• Exercise description: Copy out all of the material exactly as presented.

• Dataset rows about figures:

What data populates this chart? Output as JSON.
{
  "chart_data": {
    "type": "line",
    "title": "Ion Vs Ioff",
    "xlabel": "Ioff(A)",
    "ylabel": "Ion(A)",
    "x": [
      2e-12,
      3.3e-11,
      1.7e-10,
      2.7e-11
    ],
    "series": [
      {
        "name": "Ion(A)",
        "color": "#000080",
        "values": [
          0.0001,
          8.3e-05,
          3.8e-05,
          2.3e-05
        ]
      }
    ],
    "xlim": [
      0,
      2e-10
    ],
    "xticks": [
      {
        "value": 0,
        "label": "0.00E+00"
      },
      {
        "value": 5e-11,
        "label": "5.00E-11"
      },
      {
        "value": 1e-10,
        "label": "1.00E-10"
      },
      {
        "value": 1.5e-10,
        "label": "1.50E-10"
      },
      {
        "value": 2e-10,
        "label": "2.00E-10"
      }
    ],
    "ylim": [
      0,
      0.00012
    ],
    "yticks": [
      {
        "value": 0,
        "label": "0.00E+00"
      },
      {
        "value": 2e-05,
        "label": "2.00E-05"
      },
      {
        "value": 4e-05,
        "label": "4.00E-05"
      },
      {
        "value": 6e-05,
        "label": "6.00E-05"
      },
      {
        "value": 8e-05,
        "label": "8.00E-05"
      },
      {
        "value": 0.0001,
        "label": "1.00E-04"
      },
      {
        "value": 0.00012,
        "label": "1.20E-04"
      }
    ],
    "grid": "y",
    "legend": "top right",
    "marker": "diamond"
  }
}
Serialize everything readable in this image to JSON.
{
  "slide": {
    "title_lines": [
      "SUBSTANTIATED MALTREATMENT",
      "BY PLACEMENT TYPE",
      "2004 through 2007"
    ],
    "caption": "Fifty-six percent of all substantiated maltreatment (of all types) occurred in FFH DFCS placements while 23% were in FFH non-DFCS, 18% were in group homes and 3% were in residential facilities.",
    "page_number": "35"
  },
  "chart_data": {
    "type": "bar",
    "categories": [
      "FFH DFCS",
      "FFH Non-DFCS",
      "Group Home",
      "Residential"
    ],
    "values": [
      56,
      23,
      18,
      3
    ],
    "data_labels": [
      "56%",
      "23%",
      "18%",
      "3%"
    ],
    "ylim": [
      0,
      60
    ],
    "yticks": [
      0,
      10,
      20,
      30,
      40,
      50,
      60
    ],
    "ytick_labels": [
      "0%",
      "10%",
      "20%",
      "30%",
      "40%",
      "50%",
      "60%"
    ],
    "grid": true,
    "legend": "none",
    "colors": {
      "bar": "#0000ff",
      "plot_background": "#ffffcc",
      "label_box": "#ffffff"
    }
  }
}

• Reply to the exercise:
What data populates this chart? Output as JSON.
{
  "chart_data": {
    "type": "line",
    "title": "Ion Vs Ioff",
    "xlabel": "Ioff(A)",
    "ylabel": "Ion(A)",
    "x": [
      2e-12,
      3.3e-11,
      1.7e-10,
      2.7e-11
    ],
    "series": [
      {
        "name": "Ion(A)",
        "color": "#000080",
        "values": [
          0.0001,
          8.3e-05,
          3.8e-05,
          2.3e-05
        ]
      }
    ],
    "xlim": [
      0,
      2e-10
    ],
    "xticks": [
      {
        "value": 0,
        "label": "0.00E+00"
      },
      {
        "value": 5e-11,
        "label": "5.00E-11"
      },
      {
        "value": 1e-10,
        "label": "1.00E-10"
      },
      {
        "value": 1.5e-10,
        "label": "1.50E-10"
      },
      {
        "value": 2e-10,
        "label": "2.00E-10"
      }
    ],
    "ylim": [
      0,
      0.00012
    ],
    "yticks": [
      {
        "value": 0,
        "label": "0.00E+00"
      },
      {
        "value": 2e-05,
        "label": "2.00E-05"
      },
      {
        "value": 4e-05,
        "label": "4.00E-05"
      },
      {
        "value": 6e-05,
        "label": "6.00E-05"
      },
      {
        "value": 8e-05,
        "label": "8.00E-05"
      },
      {
        "value": 0.0001,
        "label": "1.00E-04"
      },
      {
        "value": 0.00012,
        "label": "1.20E-04"
      }
    ],
    "grid": "y",
    "legend": "top right",
    "marker": "diamond"
  }
}
Serialize everything readable in this image to JSON.
{
  "slide": {
    "title_lines": [
      "SUBSTANTIATED MALTREATMENT",
      "BY PLACEMENT TYPE",
      "2004 through 2007"
    ],
    "caption": "Fifty-six percent of all substantiated maltreatment (of all types) occurred in FFH DFCS placements while 23% were in FFH non-DFCS, 18% were in group homes and 3% were in residential facilities.",
    "page_number": "35"
  },
  "chart_data": {
    "type": "bar",
    "categories": [
      "FFH DFCS",
      "FFH Non-DFCS",
      "Group Home",
      "Residential"
    ],
    "values": [
      56,
      23,
      18,
      3
    ],
    "data_labels": [
      "56%",
      "23%",
      "18%",
      "3%"
    ],
    "ylim": [
      0,
      60
    ],
    "yticks": [
      0,
      10,
      20,
      30,
      40,
      50,
      60
    ],
    "ytick_labels": [
      "0%",
      "10%",
      "20%",
      "30%",
      "40%",
      "50%",
      "60%"
    ],
    "grid": true,
    "legend": "none",
    "colors": {
      "bar": "#0000ff",
      "plot_background": "#ffffcc",
      "label_box": "#ffffff"
    }
  }
}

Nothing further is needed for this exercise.